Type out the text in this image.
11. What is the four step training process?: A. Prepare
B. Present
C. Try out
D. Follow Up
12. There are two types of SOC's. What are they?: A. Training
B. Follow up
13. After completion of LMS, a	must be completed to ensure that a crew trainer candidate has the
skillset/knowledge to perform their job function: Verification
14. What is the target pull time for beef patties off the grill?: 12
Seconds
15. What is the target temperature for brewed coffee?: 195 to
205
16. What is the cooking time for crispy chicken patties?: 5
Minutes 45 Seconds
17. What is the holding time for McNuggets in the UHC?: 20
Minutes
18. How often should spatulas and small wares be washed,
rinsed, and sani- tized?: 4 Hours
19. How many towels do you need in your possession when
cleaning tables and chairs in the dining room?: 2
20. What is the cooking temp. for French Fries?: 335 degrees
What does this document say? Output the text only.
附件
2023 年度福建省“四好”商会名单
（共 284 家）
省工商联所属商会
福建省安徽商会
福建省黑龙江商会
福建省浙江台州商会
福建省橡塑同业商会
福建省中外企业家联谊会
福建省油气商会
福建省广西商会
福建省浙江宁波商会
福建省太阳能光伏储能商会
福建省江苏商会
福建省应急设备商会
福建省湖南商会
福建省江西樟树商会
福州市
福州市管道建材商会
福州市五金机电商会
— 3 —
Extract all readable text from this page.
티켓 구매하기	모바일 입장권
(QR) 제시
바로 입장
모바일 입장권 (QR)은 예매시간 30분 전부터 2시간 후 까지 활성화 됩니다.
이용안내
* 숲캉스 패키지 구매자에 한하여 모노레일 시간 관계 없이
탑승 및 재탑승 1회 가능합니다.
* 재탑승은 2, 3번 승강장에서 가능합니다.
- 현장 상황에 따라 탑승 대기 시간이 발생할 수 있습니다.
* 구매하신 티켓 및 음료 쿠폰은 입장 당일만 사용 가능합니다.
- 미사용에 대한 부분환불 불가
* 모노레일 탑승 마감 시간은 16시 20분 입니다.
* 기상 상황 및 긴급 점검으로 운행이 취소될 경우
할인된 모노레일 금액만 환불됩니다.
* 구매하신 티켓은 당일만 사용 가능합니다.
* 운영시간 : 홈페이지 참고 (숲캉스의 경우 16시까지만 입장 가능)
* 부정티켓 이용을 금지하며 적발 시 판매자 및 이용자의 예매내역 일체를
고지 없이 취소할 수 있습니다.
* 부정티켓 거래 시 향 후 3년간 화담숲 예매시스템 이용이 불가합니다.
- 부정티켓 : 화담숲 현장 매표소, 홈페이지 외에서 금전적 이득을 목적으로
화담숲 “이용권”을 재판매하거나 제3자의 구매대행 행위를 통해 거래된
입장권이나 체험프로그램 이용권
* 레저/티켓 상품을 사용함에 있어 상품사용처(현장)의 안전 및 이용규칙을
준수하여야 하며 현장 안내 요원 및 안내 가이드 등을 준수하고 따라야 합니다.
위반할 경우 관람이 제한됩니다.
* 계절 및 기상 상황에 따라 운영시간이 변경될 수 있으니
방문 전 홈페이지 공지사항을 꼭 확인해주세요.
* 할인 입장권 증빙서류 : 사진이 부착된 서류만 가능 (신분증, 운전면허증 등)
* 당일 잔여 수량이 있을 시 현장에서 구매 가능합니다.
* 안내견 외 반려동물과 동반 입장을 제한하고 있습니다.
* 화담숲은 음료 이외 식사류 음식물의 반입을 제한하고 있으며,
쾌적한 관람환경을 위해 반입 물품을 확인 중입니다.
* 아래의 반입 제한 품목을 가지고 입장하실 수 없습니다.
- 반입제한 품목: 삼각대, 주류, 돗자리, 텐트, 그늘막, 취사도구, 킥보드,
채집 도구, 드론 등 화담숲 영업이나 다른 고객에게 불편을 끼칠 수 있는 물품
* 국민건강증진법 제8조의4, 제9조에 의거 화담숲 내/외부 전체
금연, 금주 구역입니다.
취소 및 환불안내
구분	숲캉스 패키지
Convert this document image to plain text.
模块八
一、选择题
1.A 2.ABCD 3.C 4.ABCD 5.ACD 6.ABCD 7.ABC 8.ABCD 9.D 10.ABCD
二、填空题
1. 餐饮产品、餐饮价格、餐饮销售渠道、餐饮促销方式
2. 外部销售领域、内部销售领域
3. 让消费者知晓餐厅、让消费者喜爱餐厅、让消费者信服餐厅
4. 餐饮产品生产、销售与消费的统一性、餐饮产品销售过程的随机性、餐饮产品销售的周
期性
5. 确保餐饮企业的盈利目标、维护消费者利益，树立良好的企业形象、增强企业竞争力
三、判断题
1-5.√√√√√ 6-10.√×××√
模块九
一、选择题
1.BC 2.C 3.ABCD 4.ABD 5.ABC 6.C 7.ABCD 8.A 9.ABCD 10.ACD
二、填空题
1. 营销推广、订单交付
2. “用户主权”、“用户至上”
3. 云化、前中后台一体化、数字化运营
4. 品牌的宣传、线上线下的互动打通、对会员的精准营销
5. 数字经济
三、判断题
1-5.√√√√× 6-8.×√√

------------------------------------------------------------

Output each record precisely as given.

→ Answer in full:
Type out the text in this image.
11. What is the four step training process?: A. Prepare
B. Present
C. Try out
D. Follow Up
12. There are two types of SOC's. What are they?: A. Training
B. Follow up
13. After completion of LMS, a	must be completed to ensure that a crew trainer candidate has the
skillset/knowledge to perform their job function: Verification
14. What is the target pull time for beef patties off the grill?: 12
Seconds
15. What is the target temperature for brewed coffee?: 195 to
205
16. What is the cooking time for crispy chicken patties?: 5
Minutes 45 Seconds
17. What is the holding time for McNuggets in the UHC?: 20
Minutes
18. How often should spatulas and small wares be washed,
rinsed, and sani- tized?: 4 Hours
19. How many towels do you need in your possession when
cleaning tables and chairs in the dining room?: 2
20. What is the cooking temp. for French Fries?: 335 degrees
What does this document say? Output the text only.
附件
2023 年度福建省“四好”商会名单
（共 284 家）
省工商联所属商会
福建省安徽商会
福建省黑龙江商会
福建省浙江台州商会
福建省橡塑同业商会
福建省中外企业家联谊会
福建省油气商会
福建省广西商会
福建省浙江宁波商会
福建省太阳能光伏储能商会
福建省江苏商会
福建省应急设备商会
福建省湖南商会
福建省江西樟树商会
福州市
福州市管道建材商会
福州市五金机电商会
— 3 —
Extract all readable text from this page.
티켓 구매하기	모바일 입장권
(QR) 제시
바로 입장
모바일 입장권 (QR)은 예매시간 30분 전부터 2시간 후 까지 활성화 됩니다.
이용안내
* 숲캉스 패키지 구매자에 한하여 모노레일 시간 관계 없이
탑승 및 재탑승 1회 가능합니다.
* 재탑승은 2, 3번 승강장에서 가능합니다.
- 현장 상황에 따라 탑승 대기 시간이 발생할 수 있습니다.
* 구매하신 티켓 및 음료 쿠폰은 입장 당일만 사용 가능합니다.
- 미사용에 대한 부분환불 불가
* 모노레일 탑승 마감 시간은 16시 20분 입니다.
* 기상 상황 및 긴급 점검으로 운행이 취소될 경우
할인된 모노레일 금액만 환불됩니다.
* 구매하신 티켓은 당일만 사용 가능합니다.
* 운영시간 : 홈페이지 참고 (숲캉스의 경우 16시까지만 입장 가능)
* 부정티켓 이용을 금지하며 적발 시 판매자 및 이용자의 예매내역 일체를
고지 없이 취소할 수 있습니다.
* 부정티켓 거래 시 향 후 3년간 화담숲 예매시스템 이용이 불가합니다.
- 부정티켓 : 화담숲 현장 매표소, 홈페이지 외에서 금전적 이득을 목적으로
화담숲 “이용권”을 재판매하거나 제3자의 구매대행 행위를 통해 거래된
입장권이나 체험프로그램 이용권
* 레저/티켓 상품을 사용함에 있어 상품사용처(현장)의 안전 및 이용규칙을
준수하여야 하며 현장 안내 요원 및 안내 가이드 등을 준수하고 따라야 합니다.
위반할 경우 관람이 제한됩니다.
* 계절 및 기상 상황에 따라 운영시간이 변경될 수 있으니
방문 전 홈페이지 공지사항을 꼭 확인해주세요.
* 할인 입장권 증빙서류 : 사진이 부착된 서류만 가능 (신분증, 운전면허증 등)
* 당일 잔여 수량이 있을 시 현장에서 구매 가능합니다.
* 안내견 외 반려동물과 동반 입장을 제한하고 있습니다.
* 화담숲은 음료 이외 식사류 음식물의 반입을 제한하고 있으며,
쾌적한 관람환경을 위해 반입 물품을 확인 중입니다.
* 아래의 반입 제한 품목을 가지고 입장하실 수 없습니다.
- 반입제한 품목: 삼각대, 주류, 돗자리, 텐트, 그늘막, 취사도구, 킥보드,
채집 도구, 드론 등 화담숲 영업이나 다른 고객에게 불편을 끼칠 수 있는 물품
* 국민건강증진법 제8조의4, 제9조에 의거 화담숲 내/외부 전체
금연, 금주 구역입니다.
취소 및 환불안내
구분	숲캉스 패키지
Convert this document image to plain text.
模块八
一、选择题
1.A 2.ABCD 3.C 4.ABCD 5.ACD 6.ABCD 7.ABC 8.ABCD 9.D 10.ABCD
二、填空题
1. 餐饮产品、餐饮价格、餐饮销售渠道、餐饮促销方式
2. 外部销售领域、内部销售领域
3. 让消费者知晓餐厅、让消费者喜爱餐厅、让消费者信服餐厅
4. 餐饮产品生产、销售与消费的统一性、餐饮产品销售过程的随机性、餐饮产品销售的周
期性
5. 确保餐饮企业的盈利目标、维护消费者利益，树立良好的企业形象、增强企业竞争力
三、判断题
1-5.√√√√√ 6-10.√×××√
模块九
一、选择题
1.BC 2.C 3.ABCD 4.ABD 5.ABC 6.C 7.ABCD 8.A 9.ABCD 10.ACD
二、填空题
1. 营销推广、订单交付
2. “用户主权”、“用户至上”
3. 云化、前中后台一体化、数字化运营
4. 品牌的宣传、线上线下的互动打通、对会员的精准营销
5. 数字经济
三、判断题
1-5.√√√√× 6-8.×√√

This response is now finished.